Records for this exercise:
○ ○ ○ ○

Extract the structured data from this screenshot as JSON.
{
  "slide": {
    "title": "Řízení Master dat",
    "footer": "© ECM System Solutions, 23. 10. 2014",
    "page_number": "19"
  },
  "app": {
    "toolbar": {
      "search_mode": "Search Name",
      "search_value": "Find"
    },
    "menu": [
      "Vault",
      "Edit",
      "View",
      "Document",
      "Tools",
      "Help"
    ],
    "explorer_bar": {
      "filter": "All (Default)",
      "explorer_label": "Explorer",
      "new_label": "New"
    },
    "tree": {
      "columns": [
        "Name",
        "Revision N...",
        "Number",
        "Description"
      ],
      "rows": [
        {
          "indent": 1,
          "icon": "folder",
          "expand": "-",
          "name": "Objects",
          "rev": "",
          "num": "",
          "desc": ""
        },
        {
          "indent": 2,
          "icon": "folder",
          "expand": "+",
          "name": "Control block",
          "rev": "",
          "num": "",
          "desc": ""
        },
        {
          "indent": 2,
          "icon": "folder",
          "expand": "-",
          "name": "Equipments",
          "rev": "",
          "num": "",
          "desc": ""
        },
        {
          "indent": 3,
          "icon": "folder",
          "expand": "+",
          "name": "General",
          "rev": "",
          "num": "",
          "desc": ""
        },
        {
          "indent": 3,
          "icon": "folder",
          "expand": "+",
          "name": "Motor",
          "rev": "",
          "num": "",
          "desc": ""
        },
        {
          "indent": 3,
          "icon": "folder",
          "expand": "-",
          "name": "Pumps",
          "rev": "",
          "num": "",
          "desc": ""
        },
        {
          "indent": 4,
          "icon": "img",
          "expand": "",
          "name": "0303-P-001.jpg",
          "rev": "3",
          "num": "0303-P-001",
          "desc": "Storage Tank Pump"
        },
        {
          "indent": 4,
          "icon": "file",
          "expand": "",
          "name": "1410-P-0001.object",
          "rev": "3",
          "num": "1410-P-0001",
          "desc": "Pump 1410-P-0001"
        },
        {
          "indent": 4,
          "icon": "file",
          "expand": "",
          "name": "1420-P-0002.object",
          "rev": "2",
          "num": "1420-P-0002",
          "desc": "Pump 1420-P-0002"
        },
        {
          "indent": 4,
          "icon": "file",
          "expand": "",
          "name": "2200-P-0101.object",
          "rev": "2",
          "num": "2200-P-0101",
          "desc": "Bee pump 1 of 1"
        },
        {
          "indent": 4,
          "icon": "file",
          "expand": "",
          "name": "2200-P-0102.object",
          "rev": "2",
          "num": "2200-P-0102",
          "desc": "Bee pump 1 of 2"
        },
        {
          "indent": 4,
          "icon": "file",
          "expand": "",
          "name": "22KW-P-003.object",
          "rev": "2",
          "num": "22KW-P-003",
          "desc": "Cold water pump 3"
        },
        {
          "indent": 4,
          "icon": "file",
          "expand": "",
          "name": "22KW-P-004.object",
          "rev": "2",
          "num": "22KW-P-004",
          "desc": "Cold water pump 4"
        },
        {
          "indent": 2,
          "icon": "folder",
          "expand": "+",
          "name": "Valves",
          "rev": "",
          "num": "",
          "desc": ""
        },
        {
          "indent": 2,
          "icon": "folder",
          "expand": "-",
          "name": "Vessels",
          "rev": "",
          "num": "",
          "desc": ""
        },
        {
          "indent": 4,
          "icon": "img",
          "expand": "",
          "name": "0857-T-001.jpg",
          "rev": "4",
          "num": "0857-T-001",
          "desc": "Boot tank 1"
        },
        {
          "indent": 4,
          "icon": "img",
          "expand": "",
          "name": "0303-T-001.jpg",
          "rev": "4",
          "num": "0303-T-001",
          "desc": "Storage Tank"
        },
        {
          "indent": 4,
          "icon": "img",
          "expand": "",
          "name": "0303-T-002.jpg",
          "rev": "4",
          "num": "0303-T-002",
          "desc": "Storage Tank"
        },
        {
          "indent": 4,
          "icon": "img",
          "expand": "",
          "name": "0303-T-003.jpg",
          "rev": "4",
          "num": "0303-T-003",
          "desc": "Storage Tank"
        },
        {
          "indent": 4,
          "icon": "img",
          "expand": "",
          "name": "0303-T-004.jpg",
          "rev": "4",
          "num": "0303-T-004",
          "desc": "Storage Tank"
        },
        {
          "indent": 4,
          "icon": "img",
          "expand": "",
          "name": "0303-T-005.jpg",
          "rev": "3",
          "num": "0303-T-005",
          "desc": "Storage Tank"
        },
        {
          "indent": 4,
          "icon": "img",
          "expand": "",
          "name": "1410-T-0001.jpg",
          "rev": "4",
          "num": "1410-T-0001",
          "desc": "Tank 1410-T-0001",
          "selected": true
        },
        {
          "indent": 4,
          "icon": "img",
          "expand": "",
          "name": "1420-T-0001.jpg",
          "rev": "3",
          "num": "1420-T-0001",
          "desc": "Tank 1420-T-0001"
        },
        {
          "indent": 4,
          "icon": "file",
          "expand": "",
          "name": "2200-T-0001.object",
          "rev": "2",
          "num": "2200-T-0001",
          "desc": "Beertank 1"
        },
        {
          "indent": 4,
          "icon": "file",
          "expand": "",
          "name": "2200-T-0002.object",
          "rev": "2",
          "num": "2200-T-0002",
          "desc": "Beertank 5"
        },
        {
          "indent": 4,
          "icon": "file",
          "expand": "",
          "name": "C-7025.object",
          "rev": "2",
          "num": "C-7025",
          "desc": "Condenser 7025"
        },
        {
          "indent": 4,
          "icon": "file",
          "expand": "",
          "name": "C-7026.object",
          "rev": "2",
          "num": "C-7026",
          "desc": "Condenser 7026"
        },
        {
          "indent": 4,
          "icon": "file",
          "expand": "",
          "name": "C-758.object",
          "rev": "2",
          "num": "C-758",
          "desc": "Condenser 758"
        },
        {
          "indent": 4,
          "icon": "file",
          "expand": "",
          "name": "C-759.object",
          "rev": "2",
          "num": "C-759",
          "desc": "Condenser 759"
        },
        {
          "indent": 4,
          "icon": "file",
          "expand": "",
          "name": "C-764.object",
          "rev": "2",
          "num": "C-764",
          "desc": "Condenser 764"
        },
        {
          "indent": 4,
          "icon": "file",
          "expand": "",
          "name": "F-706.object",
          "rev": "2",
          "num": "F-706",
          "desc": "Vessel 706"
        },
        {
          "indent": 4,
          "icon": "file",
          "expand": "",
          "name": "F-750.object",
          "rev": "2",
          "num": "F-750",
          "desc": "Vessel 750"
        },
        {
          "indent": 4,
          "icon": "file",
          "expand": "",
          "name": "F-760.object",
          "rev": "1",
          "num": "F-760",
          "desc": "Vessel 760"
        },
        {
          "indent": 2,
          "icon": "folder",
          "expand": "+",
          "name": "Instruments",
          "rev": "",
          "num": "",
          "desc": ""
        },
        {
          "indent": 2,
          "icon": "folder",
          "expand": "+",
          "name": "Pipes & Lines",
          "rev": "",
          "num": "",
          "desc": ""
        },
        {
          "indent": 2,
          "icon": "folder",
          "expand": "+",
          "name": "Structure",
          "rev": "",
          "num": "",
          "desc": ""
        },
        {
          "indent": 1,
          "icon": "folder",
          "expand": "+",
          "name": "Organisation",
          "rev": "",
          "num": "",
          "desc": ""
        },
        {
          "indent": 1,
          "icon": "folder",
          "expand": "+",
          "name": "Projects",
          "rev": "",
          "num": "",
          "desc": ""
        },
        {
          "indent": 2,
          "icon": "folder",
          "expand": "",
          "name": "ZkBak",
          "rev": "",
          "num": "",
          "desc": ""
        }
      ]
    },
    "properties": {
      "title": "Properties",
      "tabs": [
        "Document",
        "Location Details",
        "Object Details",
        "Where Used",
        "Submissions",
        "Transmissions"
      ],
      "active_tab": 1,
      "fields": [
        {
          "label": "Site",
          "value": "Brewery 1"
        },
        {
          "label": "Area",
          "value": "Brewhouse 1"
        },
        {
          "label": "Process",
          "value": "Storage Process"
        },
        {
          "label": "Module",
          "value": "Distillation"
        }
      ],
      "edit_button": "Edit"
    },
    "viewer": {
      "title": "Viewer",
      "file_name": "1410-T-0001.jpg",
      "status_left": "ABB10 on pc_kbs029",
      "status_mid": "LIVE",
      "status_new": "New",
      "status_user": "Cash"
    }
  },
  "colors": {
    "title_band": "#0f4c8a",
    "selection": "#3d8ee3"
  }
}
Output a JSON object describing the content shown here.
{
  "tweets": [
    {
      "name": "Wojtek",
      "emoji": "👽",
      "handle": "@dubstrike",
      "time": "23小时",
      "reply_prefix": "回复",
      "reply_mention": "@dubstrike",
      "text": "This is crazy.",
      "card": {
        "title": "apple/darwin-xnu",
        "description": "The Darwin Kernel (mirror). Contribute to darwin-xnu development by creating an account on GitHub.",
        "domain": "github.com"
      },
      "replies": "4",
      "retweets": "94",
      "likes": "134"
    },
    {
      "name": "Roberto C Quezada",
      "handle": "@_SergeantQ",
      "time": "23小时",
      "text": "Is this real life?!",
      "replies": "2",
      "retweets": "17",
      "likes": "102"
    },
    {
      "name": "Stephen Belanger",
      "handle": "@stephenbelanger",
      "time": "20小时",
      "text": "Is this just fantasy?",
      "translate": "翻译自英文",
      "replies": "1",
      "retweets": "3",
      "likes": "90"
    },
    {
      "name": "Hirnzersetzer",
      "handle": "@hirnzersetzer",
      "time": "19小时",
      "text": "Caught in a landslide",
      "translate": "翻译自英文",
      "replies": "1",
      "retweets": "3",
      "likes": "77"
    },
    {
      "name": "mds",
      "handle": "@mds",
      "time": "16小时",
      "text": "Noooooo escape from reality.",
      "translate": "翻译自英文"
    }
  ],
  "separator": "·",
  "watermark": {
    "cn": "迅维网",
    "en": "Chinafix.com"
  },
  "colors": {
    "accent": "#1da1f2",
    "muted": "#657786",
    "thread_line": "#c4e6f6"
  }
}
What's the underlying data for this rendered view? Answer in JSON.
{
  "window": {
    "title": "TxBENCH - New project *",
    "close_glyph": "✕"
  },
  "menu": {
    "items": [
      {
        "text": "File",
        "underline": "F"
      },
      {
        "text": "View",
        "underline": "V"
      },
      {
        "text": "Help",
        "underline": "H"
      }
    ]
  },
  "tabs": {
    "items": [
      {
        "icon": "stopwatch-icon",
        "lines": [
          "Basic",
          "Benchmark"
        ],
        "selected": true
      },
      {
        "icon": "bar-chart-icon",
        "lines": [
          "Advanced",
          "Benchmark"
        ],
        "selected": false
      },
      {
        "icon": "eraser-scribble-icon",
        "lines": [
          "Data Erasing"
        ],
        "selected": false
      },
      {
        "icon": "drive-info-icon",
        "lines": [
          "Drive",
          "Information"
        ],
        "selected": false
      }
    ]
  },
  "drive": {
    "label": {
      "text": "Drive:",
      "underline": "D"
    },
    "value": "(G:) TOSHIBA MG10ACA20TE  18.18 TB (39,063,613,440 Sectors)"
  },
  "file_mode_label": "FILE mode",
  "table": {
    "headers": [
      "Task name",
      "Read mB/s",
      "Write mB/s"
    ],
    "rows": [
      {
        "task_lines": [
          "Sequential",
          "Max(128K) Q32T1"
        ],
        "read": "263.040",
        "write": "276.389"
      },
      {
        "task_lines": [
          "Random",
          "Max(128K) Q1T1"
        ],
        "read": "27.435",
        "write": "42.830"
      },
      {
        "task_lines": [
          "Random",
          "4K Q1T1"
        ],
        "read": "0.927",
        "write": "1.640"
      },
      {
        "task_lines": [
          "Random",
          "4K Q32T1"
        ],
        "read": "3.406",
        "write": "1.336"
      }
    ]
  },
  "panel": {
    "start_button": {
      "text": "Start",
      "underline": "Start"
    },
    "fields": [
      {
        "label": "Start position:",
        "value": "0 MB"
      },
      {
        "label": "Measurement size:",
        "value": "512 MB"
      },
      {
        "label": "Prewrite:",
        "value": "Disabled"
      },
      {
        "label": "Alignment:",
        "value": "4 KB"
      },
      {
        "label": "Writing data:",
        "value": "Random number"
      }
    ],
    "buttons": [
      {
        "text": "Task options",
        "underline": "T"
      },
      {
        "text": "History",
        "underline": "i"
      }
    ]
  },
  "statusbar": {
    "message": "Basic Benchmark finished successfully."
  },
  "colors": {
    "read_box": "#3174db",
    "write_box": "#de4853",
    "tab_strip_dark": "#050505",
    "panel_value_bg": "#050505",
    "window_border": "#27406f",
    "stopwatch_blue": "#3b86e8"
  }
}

○ ○ ○ ○

Task:
Check each line of the data above for the word "replies" and say how many lines contain it, giving nothing besides the number.

Expected output:
4